Data records
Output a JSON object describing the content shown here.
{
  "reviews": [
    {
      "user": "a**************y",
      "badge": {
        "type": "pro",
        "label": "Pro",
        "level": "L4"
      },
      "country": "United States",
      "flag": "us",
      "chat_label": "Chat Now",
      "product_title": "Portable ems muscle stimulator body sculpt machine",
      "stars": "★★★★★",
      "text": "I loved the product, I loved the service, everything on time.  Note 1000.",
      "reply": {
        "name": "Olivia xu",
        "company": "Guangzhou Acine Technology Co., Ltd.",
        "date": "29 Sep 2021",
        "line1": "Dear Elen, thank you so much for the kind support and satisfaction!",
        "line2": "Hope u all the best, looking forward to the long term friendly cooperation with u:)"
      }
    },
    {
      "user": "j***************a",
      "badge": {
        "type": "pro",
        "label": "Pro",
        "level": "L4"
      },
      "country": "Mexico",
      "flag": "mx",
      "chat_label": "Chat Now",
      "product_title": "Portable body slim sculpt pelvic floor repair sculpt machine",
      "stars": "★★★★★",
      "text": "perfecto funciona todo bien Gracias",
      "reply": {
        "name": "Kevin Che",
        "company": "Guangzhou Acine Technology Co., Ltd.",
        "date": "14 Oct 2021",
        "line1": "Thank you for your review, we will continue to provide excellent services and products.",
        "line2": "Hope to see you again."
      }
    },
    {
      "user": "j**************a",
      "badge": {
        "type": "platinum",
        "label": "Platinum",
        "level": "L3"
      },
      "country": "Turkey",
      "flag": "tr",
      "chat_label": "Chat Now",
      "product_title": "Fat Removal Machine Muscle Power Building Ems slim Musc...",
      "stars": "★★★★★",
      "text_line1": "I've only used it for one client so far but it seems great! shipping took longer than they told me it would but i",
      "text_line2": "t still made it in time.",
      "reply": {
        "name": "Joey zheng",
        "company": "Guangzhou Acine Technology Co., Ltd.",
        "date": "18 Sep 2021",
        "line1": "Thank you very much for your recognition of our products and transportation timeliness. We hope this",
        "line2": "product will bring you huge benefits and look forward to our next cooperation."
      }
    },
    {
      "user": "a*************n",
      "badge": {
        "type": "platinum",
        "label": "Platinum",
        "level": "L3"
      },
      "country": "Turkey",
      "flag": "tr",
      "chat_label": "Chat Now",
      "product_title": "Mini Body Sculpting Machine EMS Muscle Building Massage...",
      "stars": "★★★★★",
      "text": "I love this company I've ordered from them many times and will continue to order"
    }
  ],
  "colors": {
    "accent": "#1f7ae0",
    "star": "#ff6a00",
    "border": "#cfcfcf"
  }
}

* _What the task asks_
In the records above, locate each line with the word "this". Copy all such lines.

* _Result of the task_
        "line1": "Thank you very much for your recognition of our products and transportation timeliness. We hope this",
      "text": "I love this company I've ordered from them many times and will continue to order"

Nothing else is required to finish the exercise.